• Consegna 1
Trascrivi il testo sull'ordinanza da "Il provvedimento nasce" a "dei prodotti alimentari.".
• Consegna 2
Rispondi a queste domande sul testo sull'ordinanza:
(a) Da chi sono giunte le numerose segnalazioni?
(b) Chi ha confermato, con controlli e verifiche, la tendenza a consumare bevande alcoliche su luoghi pubblici?
(c) A che cosa potrebbe dar luogo il consumo di cibi e bevande nei pressi degli esercizi di vicinato?
• Consegna 3
Prosegui il testo sull'ordinanza dopo l'ultima frase riportata.

• Testo
►

L’ordinanza va, infatti, a rafforzare la prevenzione sul territorio, per evitare che il consumo di cibi e bevande nei pressi degli esercizi di vicinato possa dar luogo ad assembramenti.
Il provvedimento nasce anche in considerazione delle numerose segnalazioni giunte da parte dei cittadini e dello stesso Controllo di Vicinato, relativamente a comportamenti contrari alle disposizioni contro la diffusione della pandemia.
D’altra parte, i controlli e le verifiche della Polizia locale a più riprese hanno confermato la tendenza di più persone a consumare bevande alcoliche su luoghi pubblici, come piazze e spazi pubblici, soprattutto nelle vicinanze di negozi di vicinato dove è possibile rifornirsi con facilità, al punto che, talvolta, la normale vocazione di un’attività che dovrebbe consistere nell’offerta di prodotti alimentari ai residenti, viene snaturata e l’offerta di alcolici diventa predominante rispetto a quella dei prodotti alimentari.

◄

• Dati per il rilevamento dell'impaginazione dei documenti

►

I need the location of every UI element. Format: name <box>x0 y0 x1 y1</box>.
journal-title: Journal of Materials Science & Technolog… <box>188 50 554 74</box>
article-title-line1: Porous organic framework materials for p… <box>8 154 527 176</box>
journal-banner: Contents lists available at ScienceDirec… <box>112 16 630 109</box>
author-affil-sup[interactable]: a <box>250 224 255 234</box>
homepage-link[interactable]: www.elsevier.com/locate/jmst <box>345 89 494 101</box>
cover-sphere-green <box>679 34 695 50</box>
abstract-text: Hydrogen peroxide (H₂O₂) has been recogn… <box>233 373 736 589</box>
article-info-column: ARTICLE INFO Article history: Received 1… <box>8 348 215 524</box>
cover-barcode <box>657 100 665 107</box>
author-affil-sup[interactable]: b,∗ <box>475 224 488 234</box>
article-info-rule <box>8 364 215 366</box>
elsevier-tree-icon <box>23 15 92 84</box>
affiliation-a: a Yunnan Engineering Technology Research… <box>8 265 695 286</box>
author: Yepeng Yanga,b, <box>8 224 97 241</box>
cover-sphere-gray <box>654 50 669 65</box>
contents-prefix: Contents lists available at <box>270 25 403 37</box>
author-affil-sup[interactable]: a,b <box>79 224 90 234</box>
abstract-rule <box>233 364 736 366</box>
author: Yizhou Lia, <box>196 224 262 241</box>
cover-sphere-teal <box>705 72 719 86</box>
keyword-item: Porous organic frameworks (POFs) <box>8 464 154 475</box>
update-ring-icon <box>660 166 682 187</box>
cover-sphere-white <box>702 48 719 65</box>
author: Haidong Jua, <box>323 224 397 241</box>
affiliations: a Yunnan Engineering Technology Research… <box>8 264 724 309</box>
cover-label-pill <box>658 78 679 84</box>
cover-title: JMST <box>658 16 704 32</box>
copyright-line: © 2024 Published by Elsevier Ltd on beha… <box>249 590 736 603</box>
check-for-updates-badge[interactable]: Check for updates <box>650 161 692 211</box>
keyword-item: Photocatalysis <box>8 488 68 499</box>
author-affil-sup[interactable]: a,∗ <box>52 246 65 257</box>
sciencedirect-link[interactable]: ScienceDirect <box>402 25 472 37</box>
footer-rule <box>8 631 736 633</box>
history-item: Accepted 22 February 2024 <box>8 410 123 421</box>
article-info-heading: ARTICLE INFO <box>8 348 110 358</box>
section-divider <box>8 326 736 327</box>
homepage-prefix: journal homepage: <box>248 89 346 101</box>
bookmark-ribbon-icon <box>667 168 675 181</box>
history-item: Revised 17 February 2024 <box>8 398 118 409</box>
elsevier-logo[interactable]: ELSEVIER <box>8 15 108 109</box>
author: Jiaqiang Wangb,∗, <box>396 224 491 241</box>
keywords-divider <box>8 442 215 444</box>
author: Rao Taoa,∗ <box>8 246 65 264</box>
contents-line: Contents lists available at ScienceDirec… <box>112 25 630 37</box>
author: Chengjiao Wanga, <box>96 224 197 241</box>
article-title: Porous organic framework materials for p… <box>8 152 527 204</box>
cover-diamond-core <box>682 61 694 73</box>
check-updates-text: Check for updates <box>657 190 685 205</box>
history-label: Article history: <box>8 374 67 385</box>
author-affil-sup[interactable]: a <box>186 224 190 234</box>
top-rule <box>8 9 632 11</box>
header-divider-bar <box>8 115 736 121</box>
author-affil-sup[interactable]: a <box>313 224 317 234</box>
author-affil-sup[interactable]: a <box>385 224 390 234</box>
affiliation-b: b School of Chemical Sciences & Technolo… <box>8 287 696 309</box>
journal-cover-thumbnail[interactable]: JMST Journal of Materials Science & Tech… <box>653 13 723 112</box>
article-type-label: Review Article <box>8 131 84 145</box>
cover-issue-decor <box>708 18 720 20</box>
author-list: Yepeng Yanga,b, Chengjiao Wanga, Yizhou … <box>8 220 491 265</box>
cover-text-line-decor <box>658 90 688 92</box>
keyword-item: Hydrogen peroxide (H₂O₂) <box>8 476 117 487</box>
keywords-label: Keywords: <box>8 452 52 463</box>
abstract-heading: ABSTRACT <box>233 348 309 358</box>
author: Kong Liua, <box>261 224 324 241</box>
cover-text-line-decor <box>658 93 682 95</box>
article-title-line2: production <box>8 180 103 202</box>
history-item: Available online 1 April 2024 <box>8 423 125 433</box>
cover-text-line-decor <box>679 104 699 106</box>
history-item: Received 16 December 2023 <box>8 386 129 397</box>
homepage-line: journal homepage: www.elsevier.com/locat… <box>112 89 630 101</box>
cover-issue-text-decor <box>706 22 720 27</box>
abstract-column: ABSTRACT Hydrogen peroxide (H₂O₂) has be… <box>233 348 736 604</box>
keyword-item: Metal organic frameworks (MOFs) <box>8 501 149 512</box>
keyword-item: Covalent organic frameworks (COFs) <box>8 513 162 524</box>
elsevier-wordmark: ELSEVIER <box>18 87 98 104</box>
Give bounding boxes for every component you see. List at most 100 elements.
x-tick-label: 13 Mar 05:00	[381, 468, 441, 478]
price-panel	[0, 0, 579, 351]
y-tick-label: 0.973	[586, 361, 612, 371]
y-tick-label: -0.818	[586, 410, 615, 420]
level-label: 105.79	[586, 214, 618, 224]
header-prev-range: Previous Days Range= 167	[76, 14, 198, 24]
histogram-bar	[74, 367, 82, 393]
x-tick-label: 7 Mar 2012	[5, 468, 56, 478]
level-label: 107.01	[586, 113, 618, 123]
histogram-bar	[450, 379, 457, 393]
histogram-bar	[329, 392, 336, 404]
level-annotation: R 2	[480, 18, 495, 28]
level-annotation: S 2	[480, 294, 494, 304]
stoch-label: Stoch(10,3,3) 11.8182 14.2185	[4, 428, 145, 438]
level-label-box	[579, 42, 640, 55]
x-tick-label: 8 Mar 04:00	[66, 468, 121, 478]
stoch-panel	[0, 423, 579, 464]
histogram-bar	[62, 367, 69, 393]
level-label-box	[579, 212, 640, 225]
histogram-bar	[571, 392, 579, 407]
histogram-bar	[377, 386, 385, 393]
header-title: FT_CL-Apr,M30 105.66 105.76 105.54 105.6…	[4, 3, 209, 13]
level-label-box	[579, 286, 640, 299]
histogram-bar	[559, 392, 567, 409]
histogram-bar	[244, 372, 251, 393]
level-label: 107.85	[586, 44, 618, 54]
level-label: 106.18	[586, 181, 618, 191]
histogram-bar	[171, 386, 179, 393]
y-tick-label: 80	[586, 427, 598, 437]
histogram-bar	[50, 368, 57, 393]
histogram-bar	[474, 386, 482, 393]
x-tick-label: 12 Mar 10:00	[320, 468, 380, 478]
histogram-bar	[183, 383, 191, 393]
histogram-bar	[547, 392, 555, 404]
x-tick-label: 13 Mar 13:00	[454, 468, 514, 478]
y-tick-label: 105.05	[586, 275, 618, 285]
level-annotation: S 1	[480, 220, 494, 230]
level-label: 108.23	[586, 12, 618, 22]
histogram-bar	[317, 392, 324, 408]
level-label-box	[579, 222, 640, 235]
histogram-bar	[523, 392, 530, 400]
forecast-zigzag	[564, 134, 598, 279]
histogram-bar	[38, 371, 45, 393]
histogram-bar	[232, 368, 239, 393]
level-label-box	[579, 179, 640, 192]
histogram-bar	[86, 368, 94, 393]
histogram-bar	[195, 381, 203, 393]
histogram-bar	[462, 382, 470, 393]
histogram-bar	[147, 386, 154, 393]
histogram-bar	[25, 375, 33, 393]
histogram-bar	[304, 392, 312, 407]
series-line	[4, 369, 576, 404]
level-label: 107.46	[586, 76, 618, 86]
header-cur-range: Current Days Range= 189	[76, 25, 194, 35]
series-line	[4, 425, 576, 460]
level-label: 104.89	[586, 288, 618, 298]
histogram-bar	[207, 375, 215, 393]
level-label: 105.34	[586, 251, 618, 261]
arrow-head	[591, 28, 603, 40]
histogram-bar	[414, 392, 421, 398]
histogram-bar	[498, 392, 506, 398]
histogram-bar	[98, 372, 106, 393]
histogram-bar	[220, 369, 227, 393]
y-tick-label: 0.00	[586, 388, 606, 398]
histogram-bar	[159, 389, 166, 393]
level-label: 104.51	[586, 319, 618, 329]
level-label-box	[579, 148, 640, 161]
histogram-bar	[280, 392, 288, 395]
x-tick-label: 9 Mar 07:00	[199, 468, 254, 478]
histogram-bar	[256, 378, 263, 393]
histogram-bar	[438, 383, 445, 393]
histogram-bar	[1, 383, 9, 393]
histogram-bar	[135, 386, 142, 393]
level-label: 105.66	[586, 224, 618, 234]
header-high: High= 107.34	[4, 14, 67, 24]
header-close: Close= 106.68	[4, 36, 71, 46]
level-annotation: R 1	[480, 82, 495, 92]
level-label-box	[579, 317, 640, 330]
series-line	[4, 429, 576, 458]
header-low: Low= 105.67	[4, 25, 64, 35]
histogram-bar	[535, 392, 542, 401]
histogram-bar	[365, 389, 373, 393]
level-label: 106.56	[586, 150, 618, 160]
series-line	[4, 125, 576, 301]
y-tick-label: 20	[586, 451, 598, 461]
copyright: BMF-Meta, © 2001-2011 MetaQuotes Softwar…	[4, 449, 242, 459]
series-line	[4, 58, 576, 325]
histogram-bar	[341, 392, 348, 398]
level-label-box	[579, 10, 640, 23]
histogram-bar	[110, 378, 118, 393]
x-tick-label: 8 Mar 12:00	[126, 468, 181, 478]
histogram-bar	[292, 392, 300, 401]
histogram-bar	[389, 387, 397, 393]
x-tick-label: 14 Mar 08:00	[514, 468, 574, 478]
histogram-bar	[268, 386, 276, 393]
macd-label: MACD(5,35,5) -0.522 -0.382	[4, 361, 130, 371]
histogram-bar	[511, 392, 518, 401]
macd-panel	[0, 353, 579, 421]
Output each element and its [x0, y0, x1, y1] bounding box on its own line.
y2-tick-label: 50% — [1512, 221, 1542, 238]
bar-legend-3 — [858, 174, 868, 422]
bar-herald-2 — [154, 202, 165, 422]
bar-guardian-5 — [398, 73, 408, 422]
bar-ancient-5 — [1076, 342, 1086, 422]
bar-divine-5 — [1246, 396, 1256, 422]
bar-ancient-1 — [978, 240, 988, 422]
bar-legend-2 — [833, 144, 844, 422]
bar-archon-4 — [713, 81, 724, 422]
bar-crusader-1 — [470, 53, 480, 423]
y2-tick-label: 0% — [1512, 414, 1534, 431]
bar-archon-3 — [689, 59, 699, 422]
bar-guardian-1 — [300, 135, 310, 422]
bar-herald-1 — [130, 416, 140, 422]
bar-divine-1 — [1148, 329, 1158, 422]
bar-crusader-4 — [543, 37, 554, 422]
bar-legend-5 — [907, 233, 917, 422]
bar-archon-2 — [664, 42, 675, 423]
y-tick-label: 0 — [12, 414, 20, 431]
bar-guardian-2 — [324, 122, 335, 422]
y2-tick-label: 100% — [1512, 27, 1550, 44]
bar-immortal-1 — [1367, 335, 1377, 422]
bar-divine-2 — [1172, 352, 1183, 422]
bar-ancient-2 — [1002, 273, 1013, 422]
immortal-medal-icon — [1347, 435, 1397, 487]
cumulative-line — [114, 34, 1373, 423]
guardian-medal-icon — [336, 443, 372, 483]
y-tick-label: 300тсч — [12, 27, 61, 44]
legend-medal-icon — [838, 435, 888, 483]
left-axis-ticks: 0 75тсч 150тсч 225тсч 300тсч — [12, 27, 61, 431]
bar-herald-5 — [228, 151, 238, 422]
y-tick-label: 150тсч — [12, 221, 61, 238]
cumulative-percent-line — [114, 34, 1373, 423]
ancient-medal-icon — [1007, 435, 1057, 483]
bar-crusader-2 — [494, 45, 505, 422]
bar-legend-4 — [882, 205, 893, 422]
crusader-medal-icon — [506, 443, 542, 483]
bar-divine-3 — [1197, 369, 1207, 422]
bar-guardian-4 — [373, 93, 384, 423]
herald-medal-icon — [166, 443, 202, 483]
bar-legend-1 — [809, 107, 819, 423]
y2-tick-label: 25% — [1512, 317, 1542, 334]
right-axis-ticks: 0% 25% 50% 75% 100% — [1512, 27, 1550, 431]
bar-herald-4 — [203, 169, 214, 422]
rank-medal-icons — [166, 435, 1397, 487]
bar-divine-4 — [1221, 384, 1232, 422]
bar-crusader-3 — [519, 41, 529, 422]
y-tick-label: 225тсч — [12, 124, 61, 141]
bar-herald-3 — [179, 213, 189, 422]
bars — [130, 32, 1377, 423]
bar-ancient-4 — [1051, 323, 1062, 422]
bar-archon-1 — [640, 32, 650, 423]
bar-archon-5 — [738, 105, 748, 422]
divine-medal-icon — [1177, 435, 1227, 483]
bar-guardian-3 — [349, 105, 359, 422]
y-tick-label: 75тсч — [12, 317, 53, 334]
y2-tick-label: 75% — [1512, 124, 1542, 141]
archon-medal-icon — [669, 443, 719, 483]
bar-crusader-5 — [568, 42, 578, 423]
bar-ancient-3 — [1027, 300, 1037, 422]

◄

• Risposta scritta 1
Il provvedimento nasce anche in considerazione delle numerose segnalazioni giunte da parte dei cittadini e dello stesso Controllo di Vicinato, relativamente a comportamenti contrari alle disposizioni contro la diffusione della pandemia.
D’altra parte, i controlli e le verifiche della Polizia locale a più riprese hanno confermato la tendenza di più persone a consumare bevande alcoliche su luoghi pubblici, come piazze e spazi pubblici, soprattutto nelle vicinanze di negozi di vicinato dove è possibile rifornirsi con facilità, al punto che, talvolta, la normale vocazione di un’attività che dovrebbe consistere nell’offerta di prodotti alimentari ai residenti, viene snaturata e l’offerta di alcolici diventa predominante rispetto a quella dei prodotti alimentari.

• Risposta scritta 2
(a) Dai cittadini e dallo stesso Controllo di Vicinato.
(b) La Polizia locale.
(c) Ad assembramenti.

• Risposta scritta 3
Il mancato rispetto di quanto previsto dall’ordinanza, che resterà in vigore fino al 31 gennaio 2021, sarà punito con una sanzione amministrativa da un minimo di 400 euro ad un massimo di 1000 euro, a cui potrà essere applicata la sanzione accessoria della chiusura dell’esercizio o dell’attività da 5 a 30 giorni, mentre all’atto dell’accertamento della violazione potrà essere disposta la chiusura provvisoria per 5 giorni.